>> Start Input

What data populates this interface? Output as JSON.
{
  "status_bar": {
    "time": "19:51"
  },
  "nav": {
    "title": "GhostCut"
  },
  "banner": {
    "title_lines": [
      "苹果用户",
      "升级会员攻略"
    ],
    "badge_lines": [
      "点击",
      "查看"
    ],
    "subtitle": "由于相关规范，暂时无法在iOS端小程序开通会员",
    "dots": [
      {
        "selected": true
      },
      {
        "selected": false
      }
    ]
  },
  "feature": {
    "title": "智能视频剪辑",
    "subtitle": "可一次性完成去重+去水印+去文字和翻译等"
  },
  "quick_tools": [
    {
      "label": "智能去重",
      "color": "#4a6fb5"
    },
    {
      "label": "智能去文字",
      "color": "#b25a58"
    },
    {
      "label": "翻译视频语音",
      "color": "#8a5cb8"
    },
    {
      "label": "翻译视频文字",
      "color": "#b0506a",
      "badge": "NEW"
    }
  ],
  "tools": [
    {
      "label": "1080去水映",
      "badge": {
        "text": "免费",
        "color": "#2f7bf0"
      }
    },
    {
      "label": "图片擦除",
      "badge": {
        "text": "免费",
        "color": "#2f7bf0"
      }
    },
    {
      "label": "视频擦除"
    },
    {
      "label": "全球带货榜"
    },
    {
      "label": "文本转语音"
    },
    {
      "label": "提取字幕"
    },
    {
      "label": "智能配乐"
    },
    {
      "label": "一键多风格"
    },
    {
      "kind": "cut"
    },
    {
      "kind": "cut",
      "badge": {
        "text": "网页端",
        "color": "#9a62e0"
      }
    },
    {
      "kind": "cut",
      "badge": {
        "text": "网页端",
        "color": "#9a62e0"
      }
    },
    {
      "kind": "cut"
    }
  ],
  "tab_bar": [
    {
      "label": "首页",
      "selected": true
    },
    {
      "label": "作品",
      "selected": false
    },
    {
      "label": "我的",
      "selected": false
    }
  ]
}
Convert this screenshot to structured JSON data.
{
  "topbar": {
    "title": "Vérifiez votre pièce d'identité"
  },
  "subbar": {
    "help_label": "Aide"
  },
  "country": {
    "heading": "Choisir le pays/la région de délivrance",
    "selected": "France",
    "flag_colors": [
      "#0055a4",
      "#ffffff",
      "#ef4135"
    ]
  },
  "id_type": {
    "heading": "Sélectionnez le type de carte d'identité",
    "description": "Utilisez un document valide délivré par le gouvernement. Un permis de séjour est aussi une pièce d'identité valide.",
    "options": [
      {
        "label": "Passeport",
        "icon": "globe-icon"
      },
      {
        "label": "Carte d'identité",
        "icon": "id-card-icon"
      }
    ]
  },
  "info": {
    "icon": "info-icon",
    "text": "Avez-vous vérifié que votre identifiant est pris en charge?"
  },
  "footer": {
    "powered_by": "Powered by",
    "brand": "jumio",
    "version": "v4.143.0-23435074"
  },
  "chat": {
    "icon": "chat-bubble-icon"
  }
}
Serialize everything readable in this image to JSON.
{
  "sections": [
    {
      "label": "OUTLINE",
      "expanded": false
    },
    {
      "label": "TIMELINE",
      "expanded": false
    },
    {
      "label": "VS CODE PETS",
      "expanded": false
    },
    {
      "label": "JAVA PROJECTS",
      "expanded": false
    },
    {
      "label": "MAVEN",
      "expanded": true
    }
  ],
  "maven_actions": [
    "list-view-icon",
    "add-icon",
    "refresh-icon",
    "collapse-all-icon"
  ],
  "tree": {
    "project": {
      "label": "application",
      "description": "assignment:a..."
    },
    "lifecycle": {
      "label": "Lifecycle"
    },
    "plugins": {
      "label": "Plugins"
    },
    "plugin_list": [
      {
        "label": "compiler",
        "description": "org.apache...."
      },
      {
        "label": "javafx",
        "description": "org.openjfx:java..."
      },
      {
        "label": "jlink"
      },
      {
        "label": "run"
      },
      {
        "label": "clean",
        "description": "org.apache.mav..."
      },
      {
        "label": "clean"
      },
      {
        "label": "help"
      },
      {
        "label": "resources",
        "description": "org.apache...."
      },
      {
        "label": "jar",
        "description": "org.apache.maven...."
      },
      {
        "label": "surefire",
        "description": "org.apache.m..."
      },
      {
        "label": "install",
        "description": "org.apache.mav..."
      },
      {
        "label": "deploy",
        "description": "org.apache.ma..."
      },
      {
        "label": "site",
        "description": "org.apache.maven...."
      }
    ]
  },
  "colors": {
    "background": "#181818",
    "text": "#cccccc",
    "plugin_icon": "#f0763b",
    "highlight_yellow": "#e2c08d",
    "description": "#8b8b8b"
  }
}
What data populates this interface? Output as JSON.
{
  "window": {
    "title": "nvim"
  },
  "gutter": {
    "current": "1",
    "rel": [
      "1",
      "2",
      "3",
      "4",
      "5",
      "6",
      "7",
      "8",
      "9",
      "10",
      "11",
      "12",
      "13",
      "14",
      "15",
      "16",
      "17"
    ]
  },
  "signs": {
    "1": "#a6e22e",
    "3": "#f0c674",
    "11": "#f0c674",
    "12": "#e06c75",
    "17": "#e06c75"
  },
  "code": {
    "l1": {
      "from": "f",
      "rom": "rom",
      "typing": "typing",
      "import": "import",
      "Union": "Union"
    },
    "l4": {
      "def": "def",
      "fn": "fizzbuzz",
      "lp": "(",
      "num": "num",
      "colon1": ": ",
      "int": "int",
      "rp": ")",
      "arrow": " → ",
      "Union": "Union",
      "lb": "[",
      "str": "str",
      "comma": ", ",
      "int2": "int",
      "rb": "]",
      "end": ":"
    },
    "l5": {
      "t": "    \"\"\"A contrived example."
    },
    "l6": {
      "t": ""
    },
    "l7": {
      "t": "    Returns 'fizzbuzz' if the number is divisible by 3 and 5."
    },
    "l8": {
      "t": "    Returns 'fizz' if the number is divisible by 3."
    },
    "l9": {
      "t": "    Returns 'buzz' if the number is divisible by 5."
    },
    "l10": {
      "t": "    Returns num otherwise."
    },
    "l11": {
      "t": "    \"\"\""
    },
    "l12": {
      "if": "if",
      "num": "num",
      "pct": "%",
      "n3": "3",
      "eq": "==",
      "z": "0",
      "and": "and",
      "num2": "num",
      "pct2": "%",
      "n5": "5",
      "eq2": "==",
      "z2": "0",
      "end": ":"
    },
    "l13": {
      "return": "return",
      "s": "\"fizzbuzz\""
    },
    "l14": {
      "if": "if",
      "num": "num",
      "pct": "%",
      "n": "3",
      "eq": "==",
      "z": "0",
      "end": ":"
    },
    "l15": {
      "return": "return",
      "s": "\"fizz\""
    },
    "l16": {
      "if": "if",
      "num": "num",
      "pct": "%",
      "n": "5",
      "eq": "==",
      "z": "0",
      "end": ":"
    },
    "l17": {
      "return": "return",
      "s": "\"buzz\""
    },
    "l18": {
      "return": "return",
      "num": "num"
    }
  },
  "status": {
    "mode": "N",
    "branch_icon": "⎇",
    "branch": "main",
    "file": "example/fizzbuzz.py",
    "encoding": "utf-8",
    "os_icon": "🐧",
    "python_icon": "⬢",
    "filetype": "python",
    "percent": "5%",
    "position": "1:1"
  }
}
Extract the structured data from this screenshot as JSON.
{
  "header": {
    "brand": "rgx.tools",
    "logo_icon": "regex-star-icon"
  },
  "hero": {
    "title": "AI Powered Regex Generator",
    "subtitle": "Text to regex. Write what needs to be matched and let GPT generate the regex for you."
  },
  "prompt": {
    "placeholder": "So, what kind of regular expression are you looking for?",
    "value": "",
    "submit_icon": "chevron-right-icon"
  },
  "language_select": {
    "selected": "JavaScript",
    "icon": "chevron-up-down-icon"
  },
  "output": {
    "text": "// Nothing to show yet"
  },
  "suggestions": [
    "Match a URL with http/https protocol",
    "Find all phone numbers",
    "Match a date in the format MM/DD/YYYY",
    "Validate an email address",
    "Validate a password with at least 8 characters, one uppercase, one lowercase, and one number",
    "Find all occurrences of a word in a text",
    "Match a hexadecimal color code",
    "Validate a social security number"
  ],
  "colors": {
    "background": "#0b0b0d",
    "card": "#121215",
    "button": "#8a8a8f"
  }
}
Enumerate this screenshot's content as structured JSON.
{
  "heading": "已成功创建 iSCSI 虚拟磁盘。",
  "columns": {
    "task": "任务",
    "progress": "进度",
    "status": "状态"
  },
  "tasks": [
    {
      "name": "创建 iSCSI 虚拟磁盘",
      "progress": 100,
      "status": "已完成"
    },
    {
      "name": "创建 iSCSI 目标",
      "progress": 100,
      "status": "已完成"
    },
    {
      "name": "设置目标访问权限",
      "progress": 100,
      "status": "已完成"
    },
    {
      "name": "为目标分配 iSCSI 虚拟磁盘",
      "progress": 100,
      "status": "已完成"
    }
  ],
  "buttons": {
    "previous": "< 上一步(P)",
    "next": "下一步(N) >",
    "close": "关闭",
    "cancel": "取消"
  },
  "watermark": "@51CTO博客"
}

>> End Input

Write out exactly the final stretch of the records: the line containing "Enumerate this screenshot's" and every line after it, through the last, and nothing else.

Enumerate this screenshot's content as structured JSON.
{
  "heading": "已成功创建 iSCSI 虚拟磁盘。",
  "columns": {
    "task": "任务",
    "progress": "进度",
    "status": "状态"
  },
  "tasks": [
    {
      "name": "创建 iSCSI 虚拟磁盘",
      "progress": 100,
      "status": "已完成"
    },
    {
      "name": "创建 iSCSI 目标",
      "progress": 100,
      "status": "已完成"
    },
    {
      "name": "设置目标访问权限",
      "progress": 100,
      "status": "已完成"
    },
    {
      "name": "为目标分配 iSCSI 虚拟磁盘",
      "progress": 100,
      "status": "已完成"
    }
  ],
  "buttons": {
    "previous": "< 上一步(P)",
    "next": "下一步(N) >",
    "close": "关闭",
    "cancel": "取消"
  },
  "watermark": "@51CTO博客"
}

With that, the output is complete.